— Start GIVEN RECORDS —

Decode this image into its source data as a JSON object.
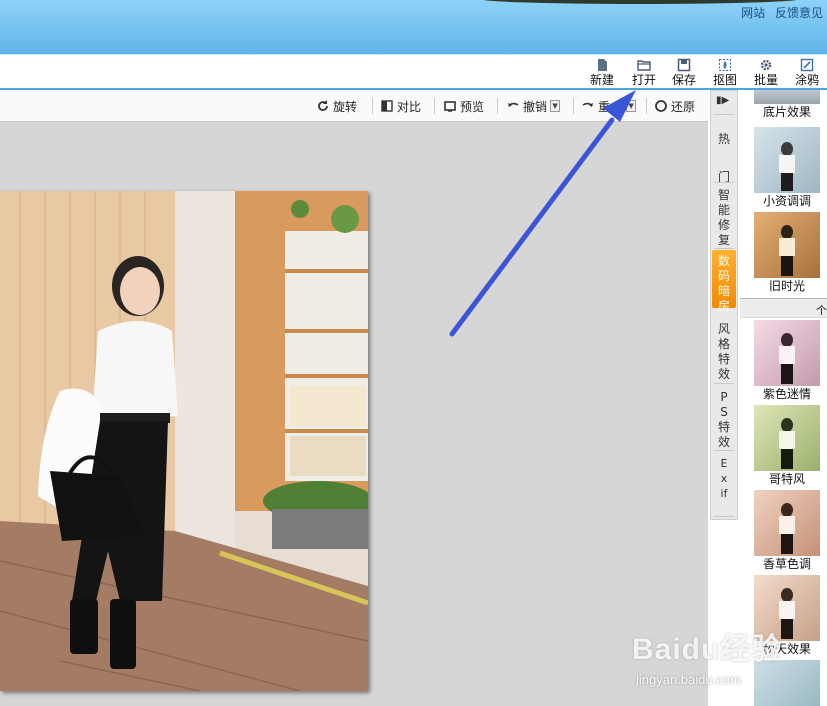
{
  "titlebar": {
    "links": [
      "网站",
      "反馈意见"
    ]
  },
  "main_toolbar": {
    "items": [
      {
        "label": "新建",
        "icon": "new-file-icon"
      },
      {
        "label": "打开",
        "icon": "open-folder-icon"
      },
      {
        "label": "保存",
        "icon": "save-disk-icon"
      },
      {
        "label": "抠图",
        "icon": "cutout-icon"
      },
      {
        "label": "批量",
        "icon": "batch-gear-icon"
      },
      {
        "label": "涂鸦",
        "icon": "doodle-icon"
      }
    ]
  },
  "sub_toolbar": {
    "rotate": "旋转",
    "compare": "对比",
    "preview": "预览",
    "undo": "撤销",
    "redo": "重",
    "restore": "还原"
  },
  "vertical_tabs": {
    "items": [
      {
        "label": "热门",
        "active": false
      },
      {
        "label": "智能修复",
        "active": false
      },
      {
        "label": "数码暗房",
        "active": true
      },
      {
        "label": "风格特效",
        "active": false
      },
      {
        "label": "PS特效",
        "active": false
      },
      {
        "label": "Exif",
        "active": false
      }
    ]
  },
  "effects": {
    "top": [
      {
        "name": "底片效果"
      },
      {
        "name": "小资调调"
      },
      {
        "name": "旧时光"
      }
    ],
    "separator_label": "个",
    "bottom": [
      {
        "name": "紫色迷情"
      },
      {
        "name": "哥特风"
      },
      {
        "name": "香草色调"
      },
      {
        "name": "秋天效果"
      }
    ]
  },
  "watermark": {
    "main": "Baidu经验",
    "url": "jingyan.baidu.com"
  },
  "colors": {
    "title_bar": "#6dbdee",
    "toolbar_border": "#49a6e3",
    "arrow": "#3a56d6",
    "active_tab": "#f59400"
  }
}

— End GIVEN RECORDS —
— Start GIVEN RECORDS —

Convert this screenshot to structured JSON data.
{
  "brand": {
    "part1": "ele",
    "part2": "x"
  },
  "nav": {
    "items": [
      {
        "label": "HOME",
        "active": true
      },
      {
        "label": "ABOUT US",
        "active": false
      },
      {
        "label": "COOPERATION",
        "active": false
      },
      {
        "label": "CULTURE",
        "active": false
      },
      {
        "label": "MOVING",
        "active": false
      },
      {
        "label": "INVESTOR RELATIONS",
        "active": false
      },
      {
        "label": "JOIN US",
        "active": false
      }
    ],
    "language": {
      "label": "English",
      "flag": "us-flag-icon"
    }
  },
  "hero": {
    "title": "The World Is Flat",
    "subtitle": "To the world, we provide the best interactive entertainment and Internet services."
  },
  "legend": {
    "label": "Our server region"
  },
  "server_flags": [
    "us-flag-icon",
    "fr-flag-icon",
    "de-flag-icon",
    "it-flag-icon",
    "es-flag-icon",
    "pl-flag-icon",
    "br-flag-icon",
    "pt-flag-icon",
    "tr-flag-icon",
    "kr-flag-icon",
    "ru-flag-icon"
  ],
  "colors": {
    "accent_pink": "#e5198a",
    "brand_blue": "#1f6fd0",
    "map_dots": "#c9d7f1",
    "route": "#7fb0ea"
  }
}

— End GIVEN RECORDS —
— Start GIVEN RECORDS —

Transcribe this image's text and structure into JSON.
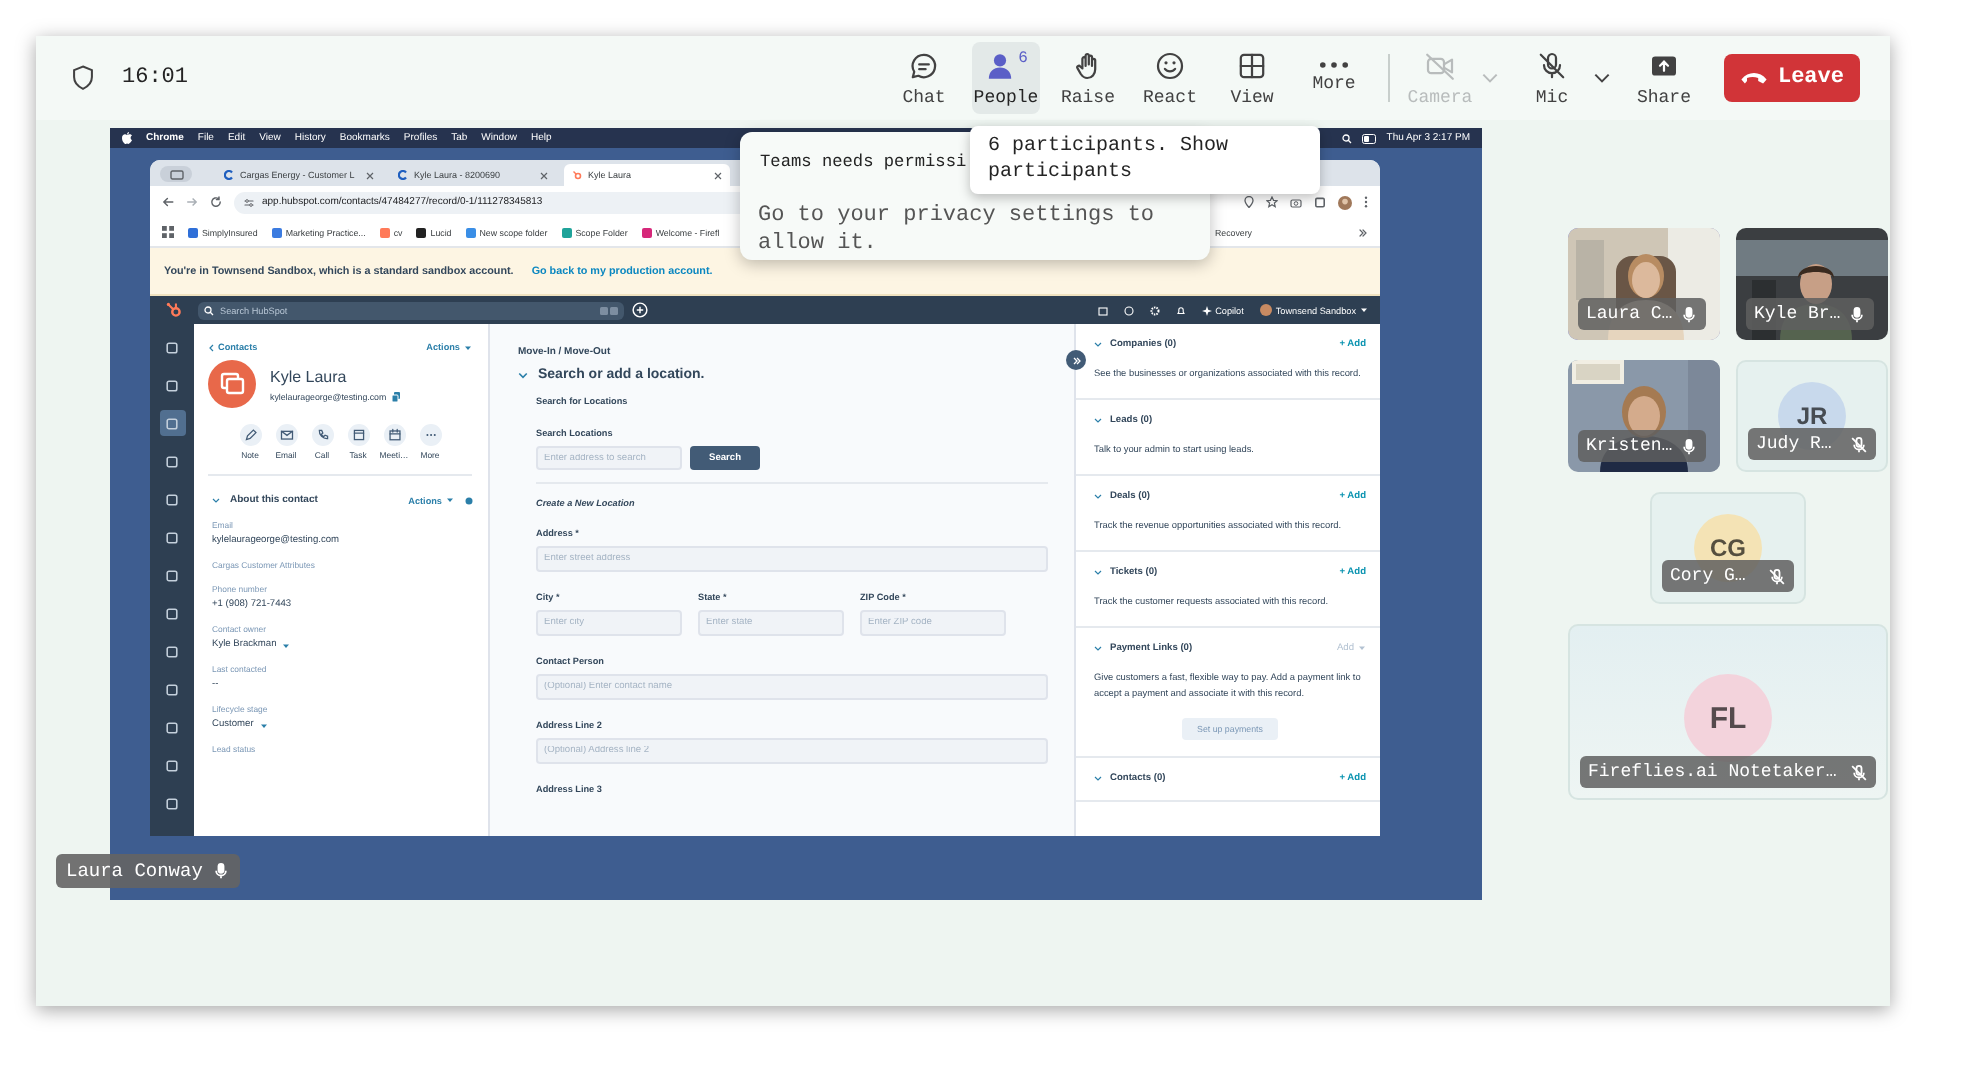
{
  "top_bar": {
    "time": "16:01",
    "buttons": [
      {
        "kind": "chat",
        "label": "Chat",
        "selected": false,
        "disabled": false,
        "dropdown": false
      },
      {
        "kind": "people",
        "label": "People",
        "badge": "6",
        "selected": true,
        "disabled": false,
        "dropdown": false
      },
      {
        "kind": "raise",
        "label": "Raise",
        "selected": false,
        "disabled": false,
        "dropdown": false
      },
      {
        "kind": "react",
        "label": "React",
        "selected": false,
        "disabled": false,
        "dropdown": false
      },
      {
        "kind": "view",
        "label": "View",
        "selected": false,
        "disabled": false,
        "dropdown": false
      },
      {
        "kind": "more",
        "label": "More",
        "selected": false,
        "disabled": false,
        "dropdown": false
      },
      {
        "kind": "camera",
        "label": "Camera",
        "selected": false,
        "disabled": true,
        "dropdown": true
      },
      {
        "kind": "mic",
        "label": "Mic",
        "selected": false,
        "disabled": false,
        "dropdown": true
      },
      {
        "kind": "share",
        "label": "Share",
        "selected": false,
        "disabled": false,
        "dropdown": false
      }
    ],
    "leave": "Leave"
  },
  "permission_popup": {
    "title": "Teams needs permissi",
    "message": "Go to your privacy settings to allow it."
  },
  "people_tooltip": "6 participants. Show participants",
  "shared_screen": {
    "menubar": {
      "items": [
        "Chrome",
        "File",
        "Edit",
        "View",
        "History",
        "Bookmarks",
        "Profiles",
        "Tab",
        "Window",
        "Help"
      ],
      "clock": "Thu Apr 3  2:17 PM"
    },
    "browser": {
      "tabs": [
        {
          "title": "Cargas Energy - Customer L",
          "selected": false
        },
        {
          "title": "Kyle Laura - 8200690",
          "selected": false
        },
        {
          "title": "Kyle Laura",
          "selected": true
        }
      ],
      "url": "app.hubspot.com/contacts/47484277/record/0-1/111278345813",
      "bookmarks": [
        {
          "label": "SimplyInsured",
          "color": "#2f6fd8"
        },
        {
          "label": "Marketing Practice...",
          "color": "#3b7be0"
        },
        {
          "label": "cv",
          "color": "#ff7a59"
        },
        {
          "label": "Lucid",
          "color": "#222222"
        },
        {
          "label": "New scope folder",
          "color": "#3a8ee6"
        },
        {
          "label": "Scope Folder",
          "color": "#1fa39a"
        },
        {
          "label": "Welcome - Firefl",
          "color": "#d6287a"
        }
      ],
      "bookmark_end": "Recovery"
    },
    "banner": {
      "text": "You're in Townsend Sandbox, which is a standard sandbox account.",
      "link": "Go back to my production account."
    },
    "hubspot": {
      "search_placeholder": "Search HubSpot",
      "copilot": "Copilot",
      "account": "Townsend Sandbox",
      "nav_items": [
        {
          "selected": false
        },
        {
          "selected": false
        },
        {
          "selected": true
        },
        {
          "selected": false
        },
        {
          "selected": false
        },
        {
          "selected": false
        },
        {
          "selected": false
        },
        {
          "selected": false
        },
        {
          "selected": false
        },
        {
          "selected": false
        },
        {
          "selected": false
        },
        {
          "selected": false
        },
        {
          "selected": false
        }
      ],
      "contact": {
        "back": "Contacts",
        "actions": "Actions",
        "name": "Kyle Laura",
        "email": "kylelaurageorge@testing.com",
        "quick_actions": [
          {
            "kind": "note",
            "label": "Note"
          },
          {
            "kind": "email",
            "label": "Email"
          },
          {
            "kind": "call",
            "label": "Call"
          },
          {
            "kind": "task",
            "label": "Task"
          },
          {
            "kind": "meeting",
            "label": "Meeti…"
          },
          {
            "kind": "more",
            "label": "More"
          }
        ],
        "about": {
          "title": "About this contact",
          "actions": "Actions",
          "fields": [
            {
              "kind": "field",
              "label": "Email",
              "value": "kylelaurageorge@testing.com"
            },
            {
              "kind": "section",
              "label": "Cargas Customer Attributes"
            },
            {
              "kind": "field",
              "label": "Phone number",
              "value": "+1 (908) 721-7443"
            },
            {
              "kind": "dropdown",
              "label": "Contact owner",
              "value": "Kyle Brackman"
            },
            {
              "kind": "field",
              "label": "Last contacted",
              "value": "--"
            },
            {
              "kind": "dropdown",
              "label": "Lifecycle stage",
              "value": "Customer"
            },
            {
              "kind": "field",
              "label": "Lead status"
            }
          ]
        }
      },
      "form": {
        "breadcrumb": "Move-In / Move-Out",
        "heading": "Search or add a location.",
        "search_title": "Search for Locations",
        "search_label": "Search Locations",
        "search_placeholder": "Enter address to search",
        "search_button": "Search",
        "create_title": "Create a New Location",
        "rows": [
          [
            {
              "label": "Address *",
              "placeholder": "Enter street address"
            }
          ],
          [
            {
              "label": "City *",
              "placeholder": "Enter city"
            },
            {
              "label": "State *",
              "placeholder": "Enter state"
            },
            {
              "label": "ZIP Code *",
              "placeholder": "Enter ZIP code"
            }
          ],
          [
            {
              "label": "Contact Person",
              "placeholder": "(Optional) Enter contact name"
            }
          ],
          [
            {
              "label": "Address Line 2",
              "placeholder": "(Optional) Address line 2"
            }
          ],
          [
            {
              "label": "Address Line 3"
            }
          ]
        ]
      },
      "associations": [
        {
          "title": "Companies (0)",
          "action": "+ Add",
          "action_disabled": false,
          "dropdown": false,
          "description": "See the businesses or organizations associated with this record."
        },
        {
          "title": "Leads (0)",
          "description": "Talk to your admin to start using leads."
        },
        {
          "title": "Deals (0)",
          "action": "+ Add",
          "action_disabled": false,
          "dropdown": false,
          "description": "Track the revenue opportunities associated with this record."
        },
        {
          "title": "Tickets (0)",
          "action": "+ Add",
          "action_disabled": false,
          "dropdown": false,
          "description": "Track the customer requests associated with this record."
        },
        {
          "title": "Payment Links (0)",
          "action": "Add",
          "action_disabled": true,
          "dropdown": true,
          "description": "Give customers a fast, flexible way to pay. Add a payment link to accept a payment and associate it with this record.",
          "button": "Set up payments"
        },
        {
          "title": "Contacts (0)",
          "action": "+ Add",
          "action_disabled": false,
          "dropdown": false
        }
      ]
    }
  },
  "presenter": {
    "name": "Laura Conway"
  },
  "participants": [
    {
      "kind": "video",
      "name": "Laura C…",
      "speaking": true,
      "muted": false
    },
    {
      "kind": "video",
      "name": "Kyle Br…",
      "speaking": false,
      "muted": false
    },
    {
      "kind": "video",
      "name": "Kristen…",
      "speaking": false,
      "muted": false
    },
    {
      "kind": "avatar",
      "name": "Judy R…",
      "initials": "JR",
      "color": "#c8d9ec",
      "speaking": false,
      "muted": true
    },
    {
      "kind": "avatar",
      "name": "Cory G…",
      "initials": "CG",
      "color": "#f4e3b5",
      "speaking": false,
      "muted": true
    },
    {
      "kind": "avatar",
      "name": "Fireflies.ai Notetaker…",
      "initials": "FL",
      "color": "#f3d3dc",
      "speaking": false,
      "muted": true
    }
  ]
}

— End GIVEN RECORDS —

> **PROBLEM REQUIREMENTS**:
Count the lines of these entries that hold the string "with", and give only that number.

> **REPLY**:
4